TASK DETAILS
Gather all lines with the word "this" in them.

DATA TO PROCESS
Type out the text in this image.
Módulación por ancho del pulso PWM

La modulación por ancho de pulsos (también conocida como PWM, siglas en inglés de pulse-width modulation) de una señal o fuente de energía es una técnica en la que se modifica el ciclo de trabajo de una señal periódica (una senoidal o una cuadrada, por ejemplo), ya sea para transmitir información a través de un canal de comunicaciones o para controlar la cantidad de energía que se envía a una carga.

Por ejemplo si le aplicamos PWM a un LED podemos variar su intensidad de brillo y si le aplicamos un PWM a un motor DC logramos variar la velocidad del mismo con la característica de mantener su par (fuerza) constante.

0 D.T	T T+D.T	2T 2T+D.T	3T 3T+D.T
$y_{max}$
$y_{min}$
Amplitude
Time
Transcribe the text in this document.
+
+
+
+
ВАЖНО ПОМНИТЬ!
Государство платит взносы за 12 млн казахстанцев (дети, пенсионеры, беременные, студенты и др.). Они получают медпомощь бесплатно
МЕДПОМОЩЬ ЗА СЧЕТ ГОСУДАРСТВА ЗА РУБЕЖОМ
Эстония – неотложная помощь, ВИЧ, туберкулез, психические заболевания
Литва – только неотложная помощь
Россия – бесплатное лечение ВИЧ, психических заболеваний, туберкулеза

RESULT OF THE EXERCISE
Type out the text in this image.
Transcribe the text in this document.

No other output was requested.